» **OBJECTIVE**
Reproduce every entry exactly, without alteration.

» **RECORD EXCERPTS**

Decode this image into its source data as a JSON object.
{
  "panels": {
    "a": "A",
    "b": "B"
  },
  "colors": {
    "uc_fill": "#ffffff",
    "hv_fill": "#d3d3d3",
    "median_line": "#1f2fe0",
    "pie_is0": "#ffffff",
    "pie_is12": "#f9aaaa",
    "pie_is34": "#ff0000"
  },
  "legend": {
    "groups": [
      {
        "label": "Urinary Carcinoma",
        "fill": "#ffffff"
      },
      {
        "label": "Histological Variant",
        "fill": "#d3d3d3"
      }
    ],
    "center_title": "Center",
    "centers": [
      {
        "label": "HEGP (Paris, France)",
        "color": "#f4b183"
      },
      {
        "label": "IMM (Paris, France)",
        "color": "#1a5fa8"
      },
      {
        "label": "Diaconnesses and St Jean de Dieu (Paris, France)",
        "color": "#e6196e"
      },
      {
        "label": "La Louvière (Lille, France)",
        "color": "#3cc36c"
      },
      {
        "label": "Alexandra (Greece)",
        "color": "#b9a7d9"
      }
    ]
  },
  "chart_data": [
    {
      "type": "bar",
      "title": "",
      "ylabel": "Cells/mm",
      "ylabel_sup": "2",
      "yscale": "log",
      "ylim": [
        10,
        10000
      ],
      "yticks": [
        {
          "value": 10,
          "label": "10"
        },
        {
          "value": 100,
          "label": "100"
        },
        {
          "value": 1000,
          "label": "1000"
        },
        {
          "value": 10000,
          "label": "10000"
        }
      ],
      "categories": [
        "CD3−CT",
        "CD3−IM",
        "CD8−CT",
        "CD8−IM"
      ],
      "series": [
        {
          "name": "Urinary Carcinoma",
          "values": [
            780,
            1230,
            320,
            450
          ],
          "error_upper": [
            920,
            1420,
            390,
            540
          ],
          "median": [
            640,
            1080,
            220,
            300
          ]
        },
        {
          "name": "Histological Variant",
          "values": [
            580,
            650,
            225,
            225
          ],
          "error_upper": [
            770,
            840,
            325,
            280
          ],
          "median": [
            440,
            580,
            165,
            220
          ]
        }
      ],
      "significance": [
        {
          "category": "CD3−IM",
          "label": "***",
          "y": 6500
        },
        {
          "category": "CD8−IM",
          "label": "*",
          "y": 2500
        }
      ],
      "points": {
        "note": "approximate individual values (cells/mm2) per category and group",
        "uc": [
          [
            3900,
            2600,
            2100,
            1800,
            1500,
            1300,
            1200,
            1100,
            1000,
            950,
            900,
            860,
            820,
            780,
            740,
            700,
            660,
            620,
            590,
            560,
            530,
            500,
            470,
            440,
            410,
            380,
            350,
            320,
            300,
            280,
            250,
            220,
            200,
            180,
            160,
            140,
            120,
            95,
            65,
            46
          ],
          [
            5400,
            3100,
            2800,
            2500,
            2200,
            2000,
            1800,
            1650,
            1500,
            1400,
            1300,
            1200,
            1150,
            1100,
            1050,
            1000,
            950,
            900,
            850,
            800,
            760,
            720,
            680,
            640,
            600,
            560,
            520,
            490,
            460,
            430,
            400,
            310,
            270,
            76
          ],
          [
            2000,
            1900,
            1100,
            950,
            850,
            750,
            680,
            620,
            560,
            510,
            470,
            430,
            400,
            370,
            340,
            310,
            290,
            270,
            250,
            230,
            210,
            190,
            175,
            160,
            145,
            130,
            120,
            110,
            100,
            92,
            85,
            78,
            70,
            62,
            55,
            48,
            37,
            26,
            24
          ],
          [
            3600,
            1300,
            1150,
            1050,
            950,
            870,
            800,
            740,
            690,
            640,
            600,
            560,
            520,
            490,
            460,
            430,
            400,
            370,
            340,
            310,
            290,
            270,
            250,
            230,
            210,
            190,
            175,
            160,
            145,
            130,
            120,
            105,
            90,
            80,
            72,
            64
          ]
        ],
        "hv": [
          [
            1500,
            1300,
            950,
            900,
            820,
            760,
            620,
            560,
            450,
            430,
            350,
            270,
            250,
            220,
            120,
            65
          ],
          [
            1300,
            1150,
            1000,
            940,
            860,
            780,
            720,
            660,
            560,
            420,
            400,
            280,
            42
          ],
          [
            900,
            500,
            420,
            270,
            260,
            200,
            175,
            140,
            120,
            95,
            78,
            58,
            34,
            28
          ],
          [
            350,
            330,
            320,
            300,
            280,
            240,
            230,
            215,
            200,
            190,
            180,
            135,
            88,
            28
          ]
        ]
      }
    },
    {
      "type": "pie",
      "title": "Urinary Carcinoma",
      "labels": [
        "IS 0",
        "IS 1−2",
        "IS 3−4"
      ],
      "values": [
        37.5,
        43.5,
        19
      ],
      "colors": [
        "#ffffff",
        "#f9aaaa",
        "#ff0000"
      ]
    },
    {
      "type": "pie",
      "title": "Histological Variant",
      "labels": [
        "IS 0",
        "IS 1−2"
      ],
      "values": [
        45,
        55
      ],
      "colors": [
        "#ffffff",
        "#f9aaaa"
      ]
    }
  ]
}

» **EXPECTED ANSWER**
Decode this image into its source data as a JSON object.
{
  "panels": {
    "a": "A",
    "b": "B"
  },
  "colors": {
    "uc_fill": "#ffffff",
    "hv_fill": "#d3d3d3",
    "median_line": "#1f2fe0",
    "pie_is0": "#ffffff",
    "pie_is12": "#f9aaaa",
    "pie_is34": "#ff0000"
  },
  "legend": {
    "groups": [
      {
        "label": "Urinary Carcinoma",
        "fill": "#ffffff"
      },
      {
        "label": "Histological Variant",
        "fill": "#d3d3d3"
      }
    ],
    "center_title": "Center",
    "centers": [
      {
        "label": "HEGP (Paris, France)",
        "color": "#f4b183"
      },
      {
        "label": "IMM (Paris, France)",
        "color": "#1a5fa8"
      },
      {
        "label": "Diaconnesses and St Jean de Dieu (Paris, France)",
        "color": "#e6196e"
      },
      {
        "label": "La Louvière (Lille, France)",
        "color": "#3cc36c"
      },
      {
        "label": "Alexandra (Greece)",
        "color": "#b9a7d9"
      }
    ]
  },
  "chart_data": [
    {
      "type": "bar",
      "title": "",
      "ylabel": "Cells/mm",
      "ylabel_sup": "2",
      "yscale": "log",
      "ylim": [
        10,
        10000
      ],
      "yticks": [
        {
          "value": 10,
          "label": "10"
        },
        {
          "value": 100,
          "label": "100"
        },
        {
          "value": 1000,
          "label": "1000"
        },
        {
          "value": 10000,
          "label": "10000"
        }
      ],
      "categories": [
        "CD3−CT",
        "CD3−IM",
        "CD8−CT",
        "CD8−IM"
      ],
      "series": [
        {
          "name": "Urinary Carcinoma",
          "values": [
            780,
            1230,
            320,
            450
          ],
          "error_upper": [
            920,
            1420,
            390,
            540
          ],
          "median": [
            640,
            1080,
            220,
            300
          ]
        },
        {
          "name": "Histological Variant",
          "values": [
            580,
            650,
            225,
            225
          ],
          "error_upper": [
            770,
            840,
            325,
            280
          ],
          "median": [
            440,
            580,
            165,
            220
          ]
        }
      ],
      "significance": [
        {
          "category": "CD3−IM",
          "label": "***",
          "y": 6500
        },
        {
          "category": "CD8−IM",
          "label": "*",
          "y": 2500
        }
      ],
      "points": {
        "note": "approximate individual values (cells/mm2) per category and group",
        "uc": [
          [
            3900,
            2600,
            2100,
            1800,
            1500,
            1300,
            1200,
            1100,
            1000,
            950,
            900,
            860,
            820,
            780,
            740,
            700,
            660,
            620,
            590,
            560,
            530,
            500,
            470,
            440,
            410,
            380,
            350,
            320,
            300,
            280,
            250,
            220,
            200,
            180,
            160,
            140,
            120,
            95,
            65,
            46
          ],
          [
            5400,
            3100,
            2800,
            2500,
            2200,
            2000,
            1800,
            1650,
            1500,
            1400,
            1300,
            1200,
            1150,
            1100,
            1050,
            1000,
            950,
            900,
            850,
            800,
            760,
            720,
            680,
            640,
            600,
            560,
            520,
            490,
            460,
            430,
            400,
            310,
            270,
            76
          ],
          [
            2000,
            1900,
            1100,
            950,
            850,
            750,
            680,
            620,
            560,
            510,
            470,
            430,
            400,
            370,
            340,
            310,
            290,
            270,
            250,
            230,
            210,
            190,
            175,
            160,
            145,
            130,
            120,
            110,
            100,
            92,
            85,
            78,
            70,
            62,
            55,
            48,
            37,
            26,
            24
          ],
          [
            3600,
            1300,
            1150,
            1050,
            950,
            870,
            800,
            740,
            690,
            640,
            600,
            560,
            520,
            490,
            460,
            430,
            400,
            370,
            340,
            310,
            290,
            270,
            250,
            230,
            210,
            190,
            175,
            160,
            145,
            130,
            120,
            105,
            90,
            80,
            72,
            64
          ]
        ],
        "hv": [
          [
            1500,
            1300,
            950,
            900,
            820,
            760,
            620,
            560,
            450,
            430,
            350,
            270,
            250,
            220,
            120,
            65
          ],
          [
            1300,
            1150,
            1000,
            940,
            860,
            780,
            720,
            660,
            560,
            420,
            400,
            280,
            42
          ],
          [
            900,
            500,
            420,
            270,
            260,
            200,
            175,
            140,
            120,
            95,
            78,
            58,
            34,
            28
          ],
          [
            350,
            330,
            320,
            300,
            280,
            240,
            230,
            215,
            200,
            190,
            180,
            135,
            88,
            28
          ]
        ]
      }
    },
    {
      "type": "pie",
      "title": "Urinary Carcinoma",
      "labels": [
        "IS 0",
        "IS 1−2",
        "IS 3−4"
      ],
      "values": [
        37.5,
        43.5,
        19
      ],
      "colors": [
        "#ffffff",
        "#f9aaaa",
        "#ff0000"
      ]
    },
    {
      "type": "pie",
      "title": "Histological Variant",
      "labels": [
        "IS 0",
        "IS 1−2"
      ],
      "values": [
        45,
        55
      ],
      "colors": [
        "#ffffff",
        "#f9aaaa"
      ]
    }
  ]
}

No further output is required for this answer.